Quoted passage =
____

Currently Being ModeratedFeb 2, 2013 2:47 AM (in response to Michael Odrain)
Requires a mid-2007 or later iMac - does yours fall into that category?
Currently Being ModeratedFeb 2, 2013 3:11 AM (in response to clintonfrombirmingham)
No, my iMac is late 2006. So what does that mean? There is no more upgrades for this iMac?
Currently Being ModeratedFeb 2, 2013 3:33 AM (in response to Michael Odrain)
Nope - it's now officially a "vintage" machine (I had one, too, but have long since sold it).
Currently Being ModeratedFeb 2, 2013 3:43 AM (in response to clintonfrombirmingham)
Sorry to bother you and thanks for your help
Where did you sell your vintage computer? It isn't like I have another 1400.00 to buy a new computer. I think it reallly ***** that I got about 5 years out of this iMac. I bought it in late 09/2007. How do you know when a mac will last more than 5 years?

____

[Items listed in a dataset]
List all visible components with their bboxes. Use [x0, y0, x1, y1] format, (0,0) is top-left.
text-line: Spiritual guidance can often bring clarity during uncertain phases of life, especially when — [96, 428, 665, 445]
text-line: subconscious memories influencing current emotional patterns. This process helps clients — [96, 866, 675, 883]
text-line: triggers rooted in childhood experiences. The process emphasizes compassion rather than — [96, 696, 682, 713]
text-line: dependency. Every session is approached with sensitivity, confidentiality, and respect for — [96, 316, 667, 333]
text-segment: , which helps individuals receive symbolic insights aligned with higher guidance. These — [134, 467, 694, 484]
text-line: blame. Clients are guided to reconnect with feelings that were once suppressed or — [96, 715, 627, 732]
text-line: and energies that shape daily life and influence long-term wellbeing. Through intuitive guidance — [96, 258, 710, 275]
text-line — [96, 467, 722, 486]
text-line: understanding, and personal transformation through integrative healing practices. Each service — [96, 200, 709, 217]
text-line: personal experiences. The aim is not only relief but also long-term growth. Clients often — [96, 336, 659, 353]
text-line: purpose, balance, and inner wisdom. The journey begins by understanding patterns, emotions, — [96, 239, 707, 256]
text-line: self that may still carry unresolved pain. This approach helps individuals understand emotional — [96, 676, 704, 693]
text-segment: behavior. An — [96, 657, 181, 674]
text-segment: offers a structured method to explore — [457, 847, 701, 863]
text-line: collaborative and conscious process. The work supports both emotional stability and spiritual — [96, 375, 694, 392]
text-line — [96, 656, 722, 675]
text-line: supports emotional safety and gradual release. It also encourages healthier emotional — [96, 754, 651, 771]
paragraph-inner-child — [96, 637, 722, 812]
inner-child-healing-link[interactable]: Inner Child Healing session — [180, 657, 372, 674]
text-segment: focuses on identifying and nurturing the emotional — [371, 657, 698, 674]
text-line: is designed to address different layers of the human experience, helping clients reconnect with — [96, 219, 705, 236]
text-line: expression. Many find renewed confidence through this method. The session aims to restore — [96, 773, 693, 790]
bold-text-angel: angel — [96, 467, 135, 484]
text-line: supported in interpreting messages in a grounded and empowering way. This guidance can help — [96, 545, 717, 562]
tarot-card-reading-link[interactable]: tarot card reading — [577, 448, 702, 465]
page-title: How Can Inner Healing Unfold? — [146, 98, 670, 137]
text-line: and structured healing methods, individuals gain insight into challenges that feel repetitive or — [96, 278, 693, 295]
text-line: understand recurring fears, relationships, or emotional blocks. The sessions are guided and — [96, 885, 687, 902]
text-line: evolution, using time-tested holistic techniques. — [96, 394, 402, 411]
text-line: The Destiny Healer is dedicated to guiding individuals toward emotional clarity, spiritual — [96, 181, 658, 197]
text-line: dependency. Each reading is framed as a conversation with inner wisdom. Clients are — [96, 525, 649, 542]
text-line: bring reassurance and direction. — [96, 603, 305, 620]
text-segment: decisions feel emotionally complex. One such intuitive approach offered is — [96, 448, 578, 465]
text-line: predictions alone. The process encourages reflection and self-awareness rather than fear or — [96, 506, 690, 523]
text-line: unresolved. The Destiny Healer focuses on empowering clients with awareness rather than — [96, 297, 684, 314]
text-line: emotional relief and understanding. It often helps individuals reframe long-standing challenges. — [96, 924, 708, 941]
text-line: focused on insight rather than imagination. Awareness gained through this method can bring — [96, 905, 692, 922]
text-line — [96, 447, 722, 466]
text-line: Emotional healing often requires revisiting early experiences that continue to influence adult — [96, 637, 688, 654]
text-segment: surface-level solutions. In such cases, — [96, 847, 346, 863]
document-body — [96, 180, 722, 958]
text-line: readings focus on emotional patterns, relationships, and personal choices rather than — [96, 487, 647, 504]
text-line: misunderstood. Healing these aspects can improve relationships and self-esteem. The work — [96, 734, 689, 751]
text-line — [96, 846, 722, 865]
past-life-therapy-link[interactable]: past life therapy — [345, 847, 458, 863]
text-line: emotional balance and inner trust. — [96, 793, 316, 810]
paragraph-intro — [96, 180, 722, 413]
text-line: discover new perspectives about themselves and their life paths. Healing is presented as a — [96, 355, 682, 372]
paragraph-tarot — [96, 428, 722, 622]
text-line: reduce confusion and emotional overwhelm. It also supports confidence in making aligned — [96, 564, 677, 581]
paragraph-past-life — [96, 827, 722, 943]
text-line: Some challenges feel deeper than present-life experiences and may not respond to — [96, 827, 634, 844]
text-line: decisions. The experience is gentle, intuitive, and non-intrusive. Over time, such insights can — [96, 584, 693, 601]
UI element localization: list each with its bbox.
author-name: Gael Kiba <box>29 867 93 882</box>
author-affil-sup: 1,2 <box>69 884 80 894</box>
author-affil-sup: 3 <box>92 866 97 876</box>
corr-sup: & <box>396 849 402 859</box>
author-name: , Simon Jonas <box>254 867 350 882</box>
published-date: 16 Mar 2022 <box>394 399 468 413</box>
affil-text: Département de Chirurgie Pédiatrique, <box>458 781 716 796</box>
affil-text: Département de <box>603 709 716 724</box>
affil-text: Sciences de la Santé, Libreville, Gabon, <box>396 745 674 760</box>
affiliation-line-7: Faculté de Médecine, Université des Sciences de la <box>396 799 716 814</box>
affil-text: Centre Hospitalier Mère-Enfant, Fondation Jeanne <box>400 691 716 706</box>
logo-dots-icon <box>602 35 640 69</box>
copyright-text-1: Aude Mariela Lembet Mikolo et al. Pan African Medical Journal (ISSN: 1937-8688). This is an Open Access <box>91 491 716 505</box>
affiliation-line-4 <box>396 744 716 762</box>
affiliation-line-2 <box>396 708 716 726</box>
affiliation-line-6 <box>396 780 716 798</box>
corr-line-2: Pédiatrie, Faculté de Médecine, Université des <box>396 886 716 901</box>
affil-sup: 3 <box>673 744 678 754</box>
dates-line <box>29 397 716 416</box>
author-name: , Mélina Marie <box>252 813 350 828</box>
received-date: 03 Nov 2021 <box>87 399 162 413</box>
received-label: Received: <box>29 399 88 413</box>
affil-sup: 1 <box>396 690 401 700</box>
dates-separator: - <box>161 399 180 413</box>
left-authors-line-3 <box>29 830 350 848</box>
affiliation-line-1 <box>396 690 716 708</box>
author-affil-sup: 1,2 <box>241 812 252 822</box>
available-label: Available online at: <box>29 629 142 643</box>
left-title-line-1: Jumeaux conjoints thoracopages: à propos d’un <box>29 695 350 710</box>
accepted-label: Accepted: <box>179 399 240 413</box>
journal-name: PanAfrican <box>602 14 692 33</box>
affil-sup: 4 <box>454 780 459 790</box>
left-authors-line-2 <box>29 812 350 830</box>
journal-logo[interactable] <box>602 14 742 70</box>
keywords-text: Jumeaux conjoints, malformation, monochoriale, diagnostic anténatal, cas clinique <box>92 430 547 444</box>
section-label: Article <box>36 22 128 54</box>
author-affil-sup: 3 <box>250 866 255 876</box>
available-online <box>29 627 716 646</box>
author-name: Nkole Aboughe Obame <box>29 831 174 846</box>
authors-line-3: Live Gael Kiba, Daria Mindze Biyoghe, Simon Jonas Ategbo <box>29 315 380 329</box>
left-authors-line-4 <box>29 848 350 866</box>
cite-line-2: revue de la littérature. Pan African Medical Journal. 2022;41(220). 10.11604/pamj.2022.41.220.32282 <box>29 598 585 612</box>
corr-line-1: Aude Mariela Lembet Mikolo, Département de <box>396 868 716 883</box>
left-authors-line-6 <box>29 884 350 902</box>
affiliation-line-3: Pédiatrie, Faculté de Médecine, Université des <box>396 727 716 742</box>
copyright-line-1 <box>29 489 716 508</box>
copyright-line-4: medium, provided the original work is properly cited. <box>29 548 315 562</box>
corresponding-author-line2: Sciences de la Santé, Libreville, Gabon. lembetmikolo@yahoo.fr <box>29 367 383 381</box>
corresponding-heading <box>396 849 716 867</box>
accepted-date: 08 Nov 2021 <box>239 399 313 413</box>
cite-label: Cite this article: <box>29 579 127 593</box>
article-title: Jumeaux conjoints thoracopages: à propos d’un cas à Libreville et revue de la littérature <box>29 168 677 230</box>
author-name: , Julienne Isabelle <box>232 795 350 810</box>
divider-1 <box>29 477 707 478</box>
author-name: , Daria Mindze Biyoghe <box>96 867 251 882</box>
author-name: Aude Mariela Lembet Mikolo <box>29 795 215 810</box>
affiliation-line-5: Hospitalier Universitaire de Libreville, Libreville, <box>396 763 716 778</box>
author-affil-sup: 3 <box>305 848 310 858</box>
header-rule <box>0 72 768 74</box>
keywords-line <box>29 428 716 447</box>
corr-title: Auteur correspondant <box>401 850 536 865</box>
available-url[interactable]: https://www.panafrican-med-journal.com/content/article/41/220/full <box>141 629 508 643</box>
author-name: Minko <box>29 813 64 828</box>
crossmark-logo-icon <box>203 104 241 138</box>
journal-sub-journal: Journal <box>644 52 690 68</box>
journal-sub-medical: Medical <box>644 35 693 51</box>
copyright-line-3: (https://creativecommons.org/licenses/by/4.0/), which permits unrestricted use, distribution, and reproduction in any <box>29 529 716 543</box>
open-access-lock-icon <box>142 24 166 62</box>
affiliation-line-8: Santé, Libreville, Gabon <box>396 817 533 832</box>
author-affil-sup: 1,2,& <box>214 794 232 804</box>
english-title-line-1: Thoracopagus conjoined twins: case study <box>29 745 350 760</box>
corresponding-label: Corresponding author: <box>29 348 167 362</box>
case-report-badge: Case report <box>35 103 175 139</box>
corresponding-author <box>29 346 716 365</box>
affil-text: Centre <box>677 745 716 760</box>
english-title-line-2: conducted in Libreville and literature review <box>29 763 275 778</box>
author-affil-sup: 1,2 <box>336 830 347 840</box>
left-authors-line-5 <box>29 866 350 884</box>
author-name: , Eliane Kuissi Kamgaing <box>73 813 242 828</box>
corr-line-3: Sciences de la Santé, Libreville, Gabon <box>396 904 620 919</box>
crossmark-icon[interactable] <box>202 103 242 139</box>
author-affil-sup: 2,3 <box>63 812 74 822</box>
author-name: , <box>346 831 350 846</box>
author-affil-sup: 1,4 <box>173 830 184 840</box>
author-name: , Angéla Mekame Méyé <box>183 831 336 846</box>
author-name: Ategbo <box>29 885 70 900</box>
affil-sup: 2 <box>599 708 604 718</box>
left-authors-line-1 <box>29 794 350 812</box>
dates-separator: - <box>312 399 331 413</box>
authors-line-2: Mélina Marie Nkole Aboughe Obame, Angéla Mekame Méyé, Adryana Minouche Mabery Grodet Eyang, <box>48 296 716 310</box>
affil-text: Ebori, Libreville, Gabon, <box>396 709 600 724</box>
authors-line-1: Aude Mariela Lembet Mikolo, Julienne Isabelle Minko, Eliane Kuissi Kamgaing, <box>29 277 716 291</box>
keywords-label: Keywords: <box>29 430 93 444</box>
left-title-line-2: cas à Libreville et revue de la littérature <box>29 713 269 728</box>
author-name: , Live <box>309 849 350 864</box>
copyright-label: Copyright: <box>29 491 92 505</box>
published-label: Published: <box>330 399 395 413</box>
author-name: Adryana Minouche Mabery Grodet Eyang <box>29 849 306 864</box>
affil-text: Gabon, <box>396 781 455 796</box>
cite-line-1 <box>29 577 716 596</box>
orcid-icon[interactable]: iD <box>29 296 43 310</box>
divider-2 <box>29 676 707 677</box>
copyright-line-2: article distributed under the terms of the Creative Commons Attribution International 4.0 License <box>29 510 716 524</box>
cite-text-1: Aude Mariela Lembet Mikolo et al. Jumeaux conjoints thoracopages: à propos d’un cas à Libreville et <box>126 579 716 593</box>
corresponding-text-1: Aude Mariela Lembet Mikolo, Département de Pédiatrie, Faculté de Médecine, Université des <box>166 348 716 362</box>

____

Carry the forum thread about the late-2006 iMac forward from the point where it stops. These records are a separate set of material, unrelated to the text above.

Currently Being ModeratedFeb 2, 2013 4:14 AM (in response to Michael Odrain)
I've sold all of my Macs (in the past 12 years, anyway) on eBay. I had two 2006-vintage models - the 'original' Intel 2006 iMac and the original Intel 2006 MacBook Pro. I sold my iMac when I moved into a nursing home in mid-2006, so I didn't have it long, but I kept my 2006 MacBook Pro until March of 2012 - a full 6 years - when I purchased the current late 2011 15" MBP that I have now (and finally got out of the nursing home!).
I've had Mac's since 1985 and my usual 'recycle time' has been about 3 years, sometimes, more sometimes less. My rule of thumb, now, is that I 'trade up' every three years - shortly before or after my AppelCare extended warranty runs out. It's a good rule of thumb, I think, and it allows me to put enough money aside each month in savings for my "new" future Mac.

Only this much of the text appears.